Figure collection entries
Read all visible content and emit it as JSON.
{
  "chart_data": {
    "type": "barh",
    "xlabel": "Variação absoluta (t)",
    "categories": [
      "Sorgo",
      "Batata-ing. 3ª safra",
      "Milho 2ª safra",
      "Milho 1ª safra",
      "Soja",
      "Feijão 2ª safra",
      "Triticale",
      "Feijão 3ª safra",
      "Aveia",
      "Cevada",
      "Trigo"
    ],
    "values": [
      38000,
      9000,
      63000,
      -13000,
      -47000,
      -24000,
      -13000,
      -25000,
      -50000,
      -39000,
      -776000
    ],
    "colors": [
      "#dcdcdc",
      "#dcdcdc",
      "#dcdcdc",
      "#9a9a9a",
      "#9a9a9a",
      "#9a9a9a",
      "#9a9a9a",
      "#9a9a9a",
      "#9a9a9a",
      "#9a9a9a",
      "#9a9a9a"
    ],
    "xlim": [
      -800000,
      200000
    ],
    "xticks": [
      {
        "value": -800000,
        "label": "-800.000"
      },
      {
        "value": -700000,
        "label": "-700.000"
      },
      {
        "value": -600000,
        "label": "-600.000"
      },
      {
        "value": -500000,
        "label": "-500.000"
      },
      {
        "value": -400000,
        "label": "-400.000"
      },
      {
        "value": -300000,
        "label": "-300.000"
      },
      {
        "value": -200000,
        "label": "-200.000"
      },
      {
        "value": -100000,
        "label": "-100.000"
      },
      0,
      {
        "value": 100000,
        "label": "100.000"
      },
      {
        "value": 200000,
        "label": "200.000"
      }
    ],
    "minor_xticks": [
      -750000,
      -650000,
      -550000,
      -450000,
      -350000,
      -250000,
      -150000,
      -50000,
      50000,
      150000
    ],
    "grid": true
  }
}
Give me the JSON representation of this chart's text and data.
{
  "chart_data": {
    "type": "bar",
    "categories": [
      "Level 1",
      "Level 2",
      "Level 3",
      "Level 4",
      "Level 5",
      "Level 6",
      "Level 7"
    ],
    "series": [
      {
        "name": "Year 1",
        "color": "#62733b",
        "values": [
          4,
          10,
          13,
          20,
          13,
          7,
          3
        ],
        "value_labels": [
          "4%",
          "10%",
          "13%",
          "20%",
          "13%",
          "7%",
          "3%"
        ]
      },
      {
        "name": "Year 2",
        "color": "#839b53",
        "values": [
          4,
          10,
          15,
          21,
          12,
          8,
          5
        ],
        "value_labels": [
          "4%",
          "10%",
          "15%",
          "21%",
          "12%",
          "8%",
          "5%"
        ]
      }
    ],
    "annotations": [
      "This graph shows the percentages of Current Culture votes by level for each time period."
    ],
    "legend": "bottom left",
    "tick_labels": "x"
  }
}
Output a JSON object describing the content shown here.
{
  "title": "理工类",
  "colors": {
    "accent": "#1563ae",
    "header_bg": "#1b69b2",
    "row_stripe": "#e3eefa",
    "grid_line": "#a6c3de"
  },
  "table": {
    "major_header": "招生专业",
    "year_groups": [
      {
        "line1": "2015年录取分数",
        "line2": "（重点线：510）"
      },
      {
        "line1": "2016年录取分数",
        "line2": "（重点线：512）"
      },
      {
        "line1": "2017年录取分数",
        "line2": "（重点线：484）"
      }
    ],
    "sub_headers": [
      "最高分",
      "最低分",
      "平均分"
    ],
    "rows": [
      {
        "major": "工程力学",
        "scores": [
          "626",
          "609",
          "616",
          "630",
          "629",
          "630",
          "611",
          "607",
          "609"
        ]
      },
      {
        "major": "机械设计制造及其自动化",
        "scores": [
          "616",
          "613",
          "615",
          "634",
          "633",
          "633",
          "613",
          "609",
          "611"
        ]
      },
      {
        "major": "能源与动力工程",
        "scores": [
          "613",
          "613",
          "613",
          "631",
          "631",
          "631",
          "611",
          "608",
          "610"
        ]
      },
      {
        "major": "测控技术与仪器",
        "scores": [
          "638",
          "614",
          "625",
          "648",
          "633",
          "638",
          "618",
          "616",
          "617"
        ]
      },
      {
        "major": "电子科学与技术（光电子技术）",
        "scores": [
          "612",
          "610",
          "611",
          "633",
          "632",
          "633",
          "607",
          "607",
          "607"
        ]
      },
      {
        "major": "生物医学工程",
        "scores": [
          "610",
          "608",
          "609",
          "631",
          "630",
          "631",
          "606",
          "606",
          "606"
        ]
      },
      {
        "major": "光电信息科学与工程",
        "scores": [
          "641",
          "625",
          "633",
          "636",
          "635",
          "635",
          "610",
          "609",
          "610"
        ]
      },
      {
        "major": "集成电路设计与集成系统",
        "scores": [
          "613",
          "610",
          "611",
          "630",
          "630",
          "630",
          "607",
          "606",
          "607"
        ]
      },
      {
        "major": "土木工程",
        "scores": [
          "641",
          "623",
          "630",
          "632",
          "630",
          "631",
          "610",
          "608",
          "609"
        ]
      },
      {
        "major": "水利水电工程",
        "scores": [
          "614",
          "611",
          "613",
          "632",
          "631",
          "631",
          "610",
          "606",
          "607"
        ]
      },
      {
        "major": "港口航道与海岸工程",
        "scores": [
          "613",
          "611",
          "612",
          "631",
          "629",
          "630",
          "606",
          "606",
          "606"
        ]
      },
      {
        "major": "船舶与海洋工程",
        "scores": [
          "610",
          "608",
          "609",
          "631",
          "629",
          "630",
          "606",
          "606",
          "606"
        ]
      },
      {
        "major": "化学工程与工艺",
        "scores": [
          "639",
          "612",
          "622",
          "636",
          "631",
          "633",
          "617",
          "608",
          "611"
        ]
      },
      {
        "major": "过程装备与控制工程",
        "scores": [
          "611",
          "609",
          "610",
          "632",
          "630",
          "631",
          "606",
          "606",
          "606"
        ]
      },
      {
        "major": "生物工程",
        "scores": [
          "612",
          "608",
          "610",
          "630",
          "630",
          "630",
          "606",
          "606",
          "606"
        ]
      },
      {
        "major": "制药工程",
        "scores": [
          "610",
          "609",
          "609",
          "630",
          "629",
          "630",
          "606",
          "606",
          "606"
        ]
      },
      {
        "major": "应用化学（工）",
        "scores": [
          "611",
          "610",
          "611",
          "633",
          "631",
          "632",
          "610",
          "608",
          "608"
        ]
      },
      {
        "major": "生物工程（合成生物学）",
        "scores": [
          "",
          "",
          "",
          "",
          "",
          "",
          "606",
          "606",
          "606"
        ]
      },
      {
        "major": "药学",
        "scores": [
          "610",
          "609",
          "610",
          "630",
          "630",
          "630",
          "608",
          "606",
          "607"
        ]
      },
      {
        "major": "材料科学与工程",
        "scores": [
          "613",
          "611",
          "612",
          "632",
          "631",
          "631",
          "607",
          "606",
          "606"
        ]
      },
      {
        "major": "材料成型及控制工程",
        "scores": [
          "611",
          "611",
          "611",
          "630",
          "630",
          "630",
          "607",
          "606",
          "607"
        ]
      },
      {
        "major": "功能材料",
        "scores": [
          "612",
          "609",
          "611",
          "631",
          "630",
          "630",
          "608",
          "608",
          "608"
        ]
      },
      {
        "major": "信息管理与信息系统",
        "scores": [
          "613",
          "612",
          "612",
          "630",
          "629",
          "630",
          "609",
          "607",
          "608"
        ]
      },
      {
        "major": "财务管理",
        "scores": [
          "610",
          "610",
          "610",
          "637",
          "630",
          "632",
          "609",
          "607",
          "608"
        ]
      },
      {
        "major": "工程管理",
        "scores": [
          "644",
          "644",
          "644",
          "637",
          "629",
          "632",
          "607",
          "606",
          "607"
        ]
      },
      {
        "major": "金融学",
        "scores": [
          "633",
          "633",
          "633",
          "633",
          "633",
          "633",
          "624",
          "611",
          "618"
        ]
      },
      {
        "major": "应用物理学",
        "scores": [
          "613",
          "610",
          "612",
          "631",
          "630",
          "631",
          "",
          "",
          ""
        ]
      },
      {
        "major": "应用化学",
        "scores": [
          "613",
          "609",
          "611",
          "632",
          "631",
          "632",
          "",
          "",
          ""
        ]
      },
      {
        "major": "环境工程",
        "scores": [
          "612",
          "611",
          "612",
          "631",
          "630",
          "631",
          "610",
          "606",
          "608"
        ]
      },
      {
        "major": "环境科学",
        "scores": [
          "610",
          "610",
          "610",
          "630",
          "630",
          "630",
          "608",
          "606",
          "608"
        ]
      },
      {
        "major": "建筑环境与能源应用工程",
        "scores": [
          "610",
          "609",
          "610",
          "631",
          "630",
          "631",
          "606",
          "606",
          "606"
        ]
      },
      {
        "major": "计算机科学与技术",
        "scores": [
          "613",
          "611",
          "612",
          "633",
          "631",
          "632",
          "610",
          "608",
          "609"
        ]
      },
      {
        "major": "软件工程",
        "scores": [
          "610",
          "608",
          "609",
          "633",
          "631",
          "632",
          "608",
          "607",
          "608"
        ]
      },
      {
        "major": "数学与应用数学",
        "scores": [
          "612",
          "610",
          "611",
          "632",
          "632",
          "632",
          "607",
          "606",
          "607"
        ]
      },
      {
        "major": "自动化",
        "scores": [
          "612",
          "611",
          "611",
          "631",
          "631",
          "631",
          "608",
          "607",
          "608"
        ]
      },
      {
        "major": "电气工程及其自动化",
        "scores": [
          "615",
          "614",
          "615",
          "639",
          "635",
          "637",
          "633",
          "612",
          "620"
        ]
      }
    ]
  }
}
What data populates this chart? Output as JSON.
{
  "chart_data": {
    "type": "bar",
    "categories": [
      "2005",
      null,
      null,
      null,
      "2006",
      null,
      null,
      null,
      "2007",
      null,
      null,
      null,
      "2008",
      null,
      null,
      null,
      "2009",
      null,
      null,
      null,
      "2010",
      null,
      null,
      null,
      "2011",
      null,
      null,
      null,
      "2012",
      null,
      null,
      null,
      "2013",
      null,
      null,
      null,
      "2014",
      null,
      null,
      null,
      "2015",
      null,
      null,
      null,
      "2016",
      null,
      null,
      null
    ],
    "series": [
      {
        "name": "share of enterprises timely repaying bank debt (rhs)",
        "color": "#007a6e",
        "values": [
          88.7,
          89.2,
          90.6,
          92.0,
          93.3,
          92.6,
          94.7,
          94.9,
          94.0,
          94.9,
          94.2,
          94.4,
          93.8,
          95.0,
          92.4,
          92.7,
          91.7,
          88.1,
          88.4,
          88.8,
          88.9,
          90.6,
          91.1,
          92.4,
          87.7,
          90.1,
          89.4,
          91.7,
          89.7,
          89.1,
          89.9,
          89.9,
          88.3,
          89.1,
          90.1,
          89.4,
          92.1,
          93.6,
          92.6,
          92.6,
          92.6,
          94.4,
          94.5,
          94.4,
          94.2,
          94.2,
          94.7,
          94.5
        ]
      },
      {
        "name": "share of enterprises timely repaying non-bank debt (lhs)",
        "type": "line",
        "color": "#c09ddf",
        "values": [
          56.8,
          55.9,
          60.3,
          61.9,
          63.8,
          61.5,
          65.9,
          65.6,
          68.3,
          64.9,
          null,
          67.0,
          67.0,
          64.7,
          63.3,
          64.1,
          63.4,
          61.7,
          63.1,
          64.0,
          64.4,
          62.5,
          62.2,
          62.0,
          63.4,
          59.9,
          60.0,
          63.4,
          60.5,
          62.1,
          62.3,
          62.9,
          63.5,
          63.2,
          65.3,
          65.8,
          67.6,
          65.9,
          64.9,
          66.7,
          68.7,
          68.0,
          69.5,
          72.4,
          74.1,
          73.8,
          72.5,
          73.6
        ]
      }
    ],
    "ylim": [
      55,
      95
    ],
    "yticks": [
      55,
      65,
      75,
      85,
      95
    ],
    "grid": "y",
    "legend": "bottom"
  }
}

(Your task):
Identify each line in the records above containing the word "timely"; copy those lines.

(Result):
        "name": "share of enterprises timely repaying bank debt (rhs)",
        "name": "share of enterprises timely repaying non-bank debt (lhs)",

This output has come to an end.